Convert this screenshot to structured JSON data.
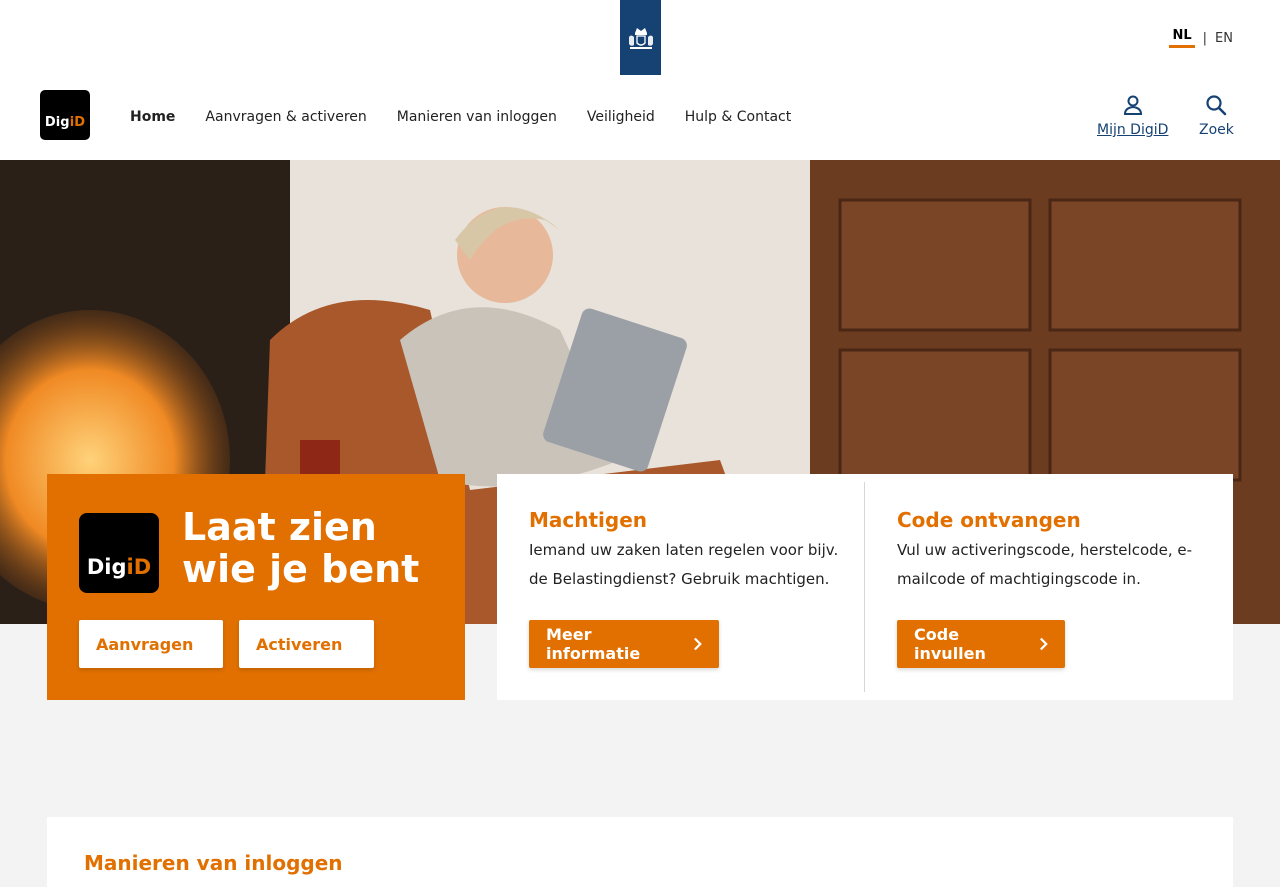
{
  "header": {
    "government_logo": "rijksoverheid-emblem",
    "language": {
      "active": "NL",
      "separator": "|",
      "other": "EN"
    },
    "logo_text": {
      "part1": "Dig",
      "part2": "iD"
    },
    "nav": [
      {
        "label": "Home",
        "active": true
      },
      {
        "label": "Aanvragen & activeren"
      },
      {
        "label": "Manieren van inloggen"
      },
      {
        "label": "Veiligheid"
      },
      {
        "label": "Hulp & Contact"
      }
    ],
    "mijn_digid": {
      "label": "Mijn DigiD",
      "icon": "user-icon"
    },
    "zoek": {
      "label": "Zoek",
      "icon": "search-icon"
    }
  },
  "hero": {
    "image": "woman-with-tablet-in-armchair-by-fireplace"
  },
  "intro_card": {
    "logo_text": {
      "part1": "Dig",
      "part2": "iD"
    },
    "title": "Laat zien wie je bent",
    "buttons": {
      "aanvragen": "Aanvragen",
      "activeren": "Activeren"
    }
  },
  "machtigen": {
    "title": "Machtigen",
    "text": "Iemand uw zaken laten regelen voor bijv. de Belastingdienst? Gebruik machtigen.",
    "button": "Meer informatie"
  },
  "code": {
    "title": "Code ontvangen",
    "text": "Vul uw activeringscode, herstelcode, e-mailcode of machtigingscode in.",
    "button": "Code invullen"
  },
  "section": {
    "title": "Manieren van inloggen"
  },
  "colors": {
    "brand_orange": "#e17000",
    "rijks_blue": "#154273",
    "background": "#f3f3f3"
  }
}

★ ★ ★ ★ ★

PROBLEM DESCRIPTION
Each record above should be copied character for character, with pictures dropped.

EXERCISE ANSWER
Convert this screenshot to structured JSON data.
{
  "header": {
    "government_logo": "rijksoverheid-emblem",
    "language": {
      "active": "NL",
      "separator": "|",
      "other": "EN"
    },
    "logo_text": {
      "part1": "Dig",
      "part2": "iD"
    },
    "nav": [
      {
        "label": "Home",
        "active": true
      },
      {
        "label": "Aanvragen & activeren"
      },
      {
        "label": "Manieren van inloggen"
      },
      {
        "label": "Veiligheid"
      },
      {
        "label": "Hulp & Contact"
      }
    ],
    "mijn_digid": {
      "label": "Mijn DigiD",
      "icon": "user-icon"
    },
    "zoek": {
      "label": "Zoek",
      "icon": "search-icon"
    }
  },
  "hero": {
    "image": "woman-with-tablet-in-armchair-by-fireplace"
  },
  "intro_card": {
    "logo_text": {
      "part1": "Dig",
      "part2": "iD"
    },
    "title": "Laat zien wie je bent",
    "buttons": {
      "aanvragen": "Aanvragen",
      "activeren": "Activeren"
    }
  },
  "machtigen": {
    "title": "Machtigen",
    "text": "Iemand uw zaken laten regelen voor bijv. de Belastingdienst? Gebruik machtigen.",
    "button": "Meer informatie"
  },
  "code": {
    "title": "Code ontvangen",
    "text": "Vul uw activeringscode, herstelcode, e-mailcode of machtigingscode in.",
    "button": "Code invullen"
  },
  "section": {
    "title": "Manieren van inloggen"
  },
  "colors": {
    "brand_orange": "#e17000",
    "rijks_blue": "#154273",
    "background": "#f3f3f3"
  }
}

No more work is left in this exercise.